# What to produce
Take every line from the listing below that includes "this" and copy it.

# Record extracts

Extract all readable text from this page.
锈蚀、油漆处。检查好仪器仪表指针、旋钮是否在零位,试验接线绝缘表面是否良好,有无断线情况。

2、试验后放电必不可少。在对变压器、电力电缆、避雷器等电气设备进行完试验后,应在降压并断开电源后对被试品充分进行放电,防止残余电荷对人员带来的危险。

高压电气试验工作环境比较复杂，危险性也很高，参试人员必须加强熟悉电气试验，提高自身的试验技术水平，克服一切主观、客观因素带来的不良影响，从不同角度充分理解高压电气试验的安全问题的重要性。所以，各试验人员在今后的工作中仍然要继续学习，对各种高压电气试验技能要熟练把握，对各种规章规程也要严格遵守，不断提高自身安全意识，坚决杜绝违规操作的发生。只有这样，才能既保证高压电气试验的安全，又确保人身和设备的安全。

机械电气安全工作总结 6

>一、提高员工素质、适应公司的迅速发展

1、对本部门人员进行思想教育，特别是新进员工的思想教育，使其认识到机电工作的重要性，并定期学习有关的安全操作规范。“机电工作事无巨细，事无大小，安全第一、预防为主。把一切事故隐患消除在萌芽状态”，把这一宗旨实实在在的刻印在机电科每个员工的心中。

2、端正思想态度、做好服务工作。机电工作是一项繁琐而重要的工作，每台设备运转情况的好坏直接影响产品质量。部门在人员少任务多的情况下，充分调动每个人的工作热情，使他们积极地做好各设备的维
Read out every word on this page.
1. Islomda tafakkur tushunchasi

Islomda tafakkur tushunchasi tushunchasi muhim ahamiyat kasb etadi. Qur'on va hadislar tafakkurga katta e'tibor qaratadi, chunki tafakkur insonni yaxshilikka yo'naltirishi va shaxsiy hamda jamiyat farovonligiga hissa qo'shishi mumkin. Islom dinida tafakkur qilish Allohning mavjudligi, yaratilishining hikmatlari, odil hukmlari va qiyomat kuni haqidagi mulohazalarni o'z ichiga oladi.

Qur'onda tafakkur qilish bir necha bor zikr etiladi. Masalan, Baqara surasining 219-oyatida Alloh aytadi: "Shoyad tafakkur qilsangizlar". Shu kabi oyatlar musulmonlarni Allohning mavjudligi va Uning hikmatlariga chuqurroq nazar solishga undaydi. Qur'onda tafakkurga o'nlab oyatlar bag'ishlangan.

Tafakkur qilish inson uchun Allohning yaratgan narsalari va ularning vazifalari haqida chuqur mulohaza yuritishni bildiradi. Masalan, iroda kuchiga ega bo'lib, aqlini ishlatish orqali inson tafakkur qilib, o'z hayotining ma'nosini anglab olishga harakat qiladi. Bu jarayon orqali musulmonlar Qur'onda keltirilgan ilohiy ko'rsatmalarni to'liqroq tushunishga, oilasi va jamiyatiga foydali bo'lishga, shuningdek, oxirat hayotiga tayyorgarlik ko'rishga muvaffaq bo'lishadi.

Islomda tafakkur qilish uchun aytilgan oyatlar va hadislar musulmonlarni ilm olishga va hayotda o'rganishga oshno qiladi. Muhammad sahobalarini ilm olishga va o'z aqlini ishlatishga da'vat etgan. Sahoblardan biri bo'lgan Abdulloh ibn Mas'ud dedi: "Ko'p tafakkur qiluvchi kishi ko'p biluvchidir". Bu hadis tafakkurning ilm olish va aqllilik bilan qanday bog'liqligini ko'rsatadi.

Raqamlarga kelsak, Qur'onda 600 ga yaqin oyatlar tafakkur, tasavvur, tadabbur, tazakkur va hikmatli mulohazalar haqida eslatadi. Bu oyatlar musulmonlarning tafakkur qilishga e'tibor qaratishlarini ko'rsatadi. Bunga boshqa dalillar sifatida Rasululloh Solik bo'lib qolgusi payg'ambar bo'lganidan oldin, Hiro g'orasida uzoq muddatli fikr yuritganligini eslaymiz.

# The completed task
Extract all readable text from this page.
Read out every word on this page.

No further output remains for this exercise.